> Aim: Your task is to copy the listing exactly. Drop any pictures from the copy.

******

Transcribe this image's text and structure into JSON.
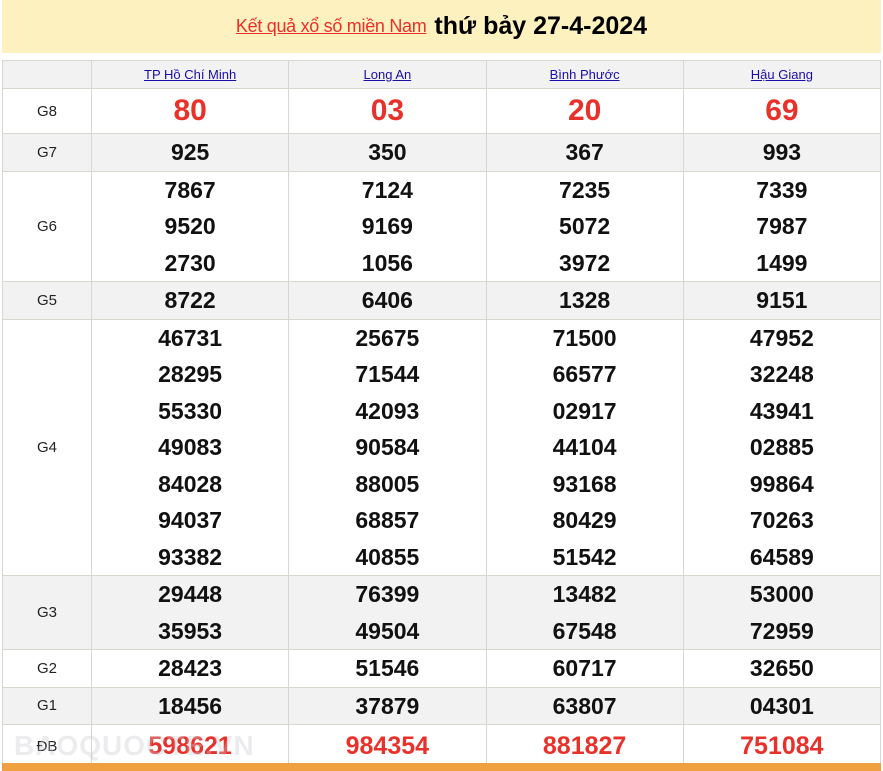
{
  "header": {
    "link": "Kết quả xổ số miền Nam",
    "date": "thứ bảy 27-4-2024"
  },
  "provinces": [
    "TP Hồ Chí Minh",
    "Long An",
    "Bình Phước",
    "Hậu Giang"
  ],
  "rows": [
    {
      "label": "G8",
      "style": "big",
      "values": [
        [
          "80"
        ],
        [
          "03"
        ],
        [
          "20"
        ],
        [
          "69"
        ]
      ]
    },
    {
      "label": "G7",
      "style": "alt",
      "values": [
        [
          "925"
        ],
        [
          "350"
        ],
        [
          "367"
        ],
        [
          "993"
        ]
      ]
    },
    {
      "label": "G6",
      "style": "",
      "values": [
        [
          "7867",
          "9520",
          "2730"
        ],
        [
          "7124",
          "9169",
          "1056"
        ],
        [
          "7235",
          "5072",
          "3972"
        ],
        [
          "7339",
          "7987",
          "1499"
        ]
      ]
    },
    {
      "label": "G5",
      "style": "alt",
      "values": [
        [
          "8722"
        ],
        [
          "6406"
        ],
        [
          "1328"
        ],
        [
          "9151"
        ]
      ]
    },
    {
      "label": "G4",
      "style": "",
      "values": [
        [
          "46731",
          "28295",
          "55330",
          "49083",
          "84028",
          "94037",
          "93382"
        ],
        [
          "25675",
          "71544",
          "42093",
          "90584",
          "88005",
          "68857",
          "40855"
        ],
        [
          "71500",
          "66577",
          "02917",
          "44104",
          "93168",
          "80429",
          "51542"
        ],
        [
          "47952",
          "32248",
          "43941",
          "02885",
          "99864",
          "70263",
          "64589"
        ]
      ]
    },
    {
      "label": "G3",
      "style": "alt",
      "values": [
        [
          "29448",
          "35953"
        ],
        [
          "76399",
          "49504"
        ],
        [
          "13482",
          "67548"
        ],
        [
          "53000",
          "72959"
        ]
      ]
    },
    {
      "label": "G2",
      "style": "",
      "values": [
        [
          "28423"
        ],
        [
          "51546"
        ],
        [
          "60717"
        ],
        [
          "32650"
        ]
      ]
    },
    {
      "label": "G1",
      "style": "alt",
      "values": [
        [
          "18456"
        ],
        [
          "37879"
        ],
        [
          "63807"
        ],
        [
          "04301"
        ]
      ]
    },
    {
      "label": "ĐB",
      "style": "db",
      "values": [
        [
          "598621"
        ],
        [
          "984354"
        ],
        [
          "881827"
        ],
        [
          "751084"
        ]
      ]
    }
  ],
  "watermark": "BAOQUOCTE.VN",
  "colors": {
    "header_bg": "#fdf1bf",
    "prize_red": "#e8312b",
    "link_blue": "#1a0dab",
    "footer_bar": "#f0a040"
  }
}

******

> Exercise answer:
Transcribe this image's text and structure into JSON.
{
  "header": {
    "link": "Kết quả xổ số miền Nam",
    "date": "thứ bảy 27-4-2024"
  },
  "provinces": [
    "TP Hồ Chí Minh",
    "Long An",
    "Bình Phước",
    "Hậu Giang"
  ],
  "rows": [
    {
      "label": "G8",
      "style": "big",
      "values": [
        [
          "80"
        ],
        [
          "03"
        ],
        [
          "20"
        ],
        [
          "69"
        ]
      ]
    },
    {
      "label": "G7",
      "style": "alt",
      "values": [
        [
          "925"
        ],
        [
          "350"
        ],
        [
          "367"
        ],
        [
          "993"
        ]
      ]
    },
    {
      "label": "G6",
      "style": "",
      "values": [
        [
          "7867",
          "9520",
          "2730"
        ],
        [
          "7124",
          "9169",
          "1056"
        ],
        [
          "7235",
          "5072",
          "3972"
        ],
        [
          "7339",
          "7987",
          "1499"
        ]
      ]
    },
    {
      "label": "G5",
      "style": "alt",
      "values": [
        [
          "8722"
        ],
        [
          "6406"
        ],
        [
          "1328"
        ],
        [
          "9151"
        ]
      ]
    },
    {
      "label": "G4",
      "style": "",
      "values": [
        [
          "46731",
          "28295",
          "55330",
          "49083",
          "84028",
          "94037",
          "93382"
        ],
        [
          "25675",
          "71544",
          "42093",
          "90584",
          "88005",
          "68857",
          "40855"
        ],
        [
          "71500",
          "66577",
          "02917",
          "44104",
          "93168",
          "80429",
          "51542"
        ],
        [
          "47952",
          "32248",
          "43941",
          "02885",
          "99864",
          "70263",
          "64589"
        ]
      ]
    },
    {
      "label": "G3",
      "style": "alt",
      "values": [
        [
          "29448",
          "35953"
        ],
        [
          "76399",
          "49504"
        ],
        [
          "13482",
          "67548"
        ],
        [
          "53000",
          "72959"
        ]
      ]
    },
    {
      "label": "G2",
      "style": "",
      "values": [
        [
          "28423"
        ],
        [
          "51546"
        ],
        [
          "60717"
        ],
        [
          "32650"
        ]
      ]
    },
    {
      "label": "G1",
      "style": "alt",
      "values": [
        [
          "18456"
        ],
        [
          "37879"
        ],
        [
          "63807"
        ],
        [
          "04301"
        ]
      ]
    },
    {
      "label": "ĐB",
      "style": "db",
      "values": [
        [
          "598621"
        ],
        [
          "984354"
        ],
        [
          "881827"
        ],
        [
          "751084"
        ]
      ]
    }
  ],
  "watermark": "BAOQUOCTE.VN",
  "colors": {
    "header_bg": "#fdf1bf",
    "prize_red": "#e8312b",
    "link_blue": "#1a0dab",
    "footer_bar": "#f0a040"
  }
}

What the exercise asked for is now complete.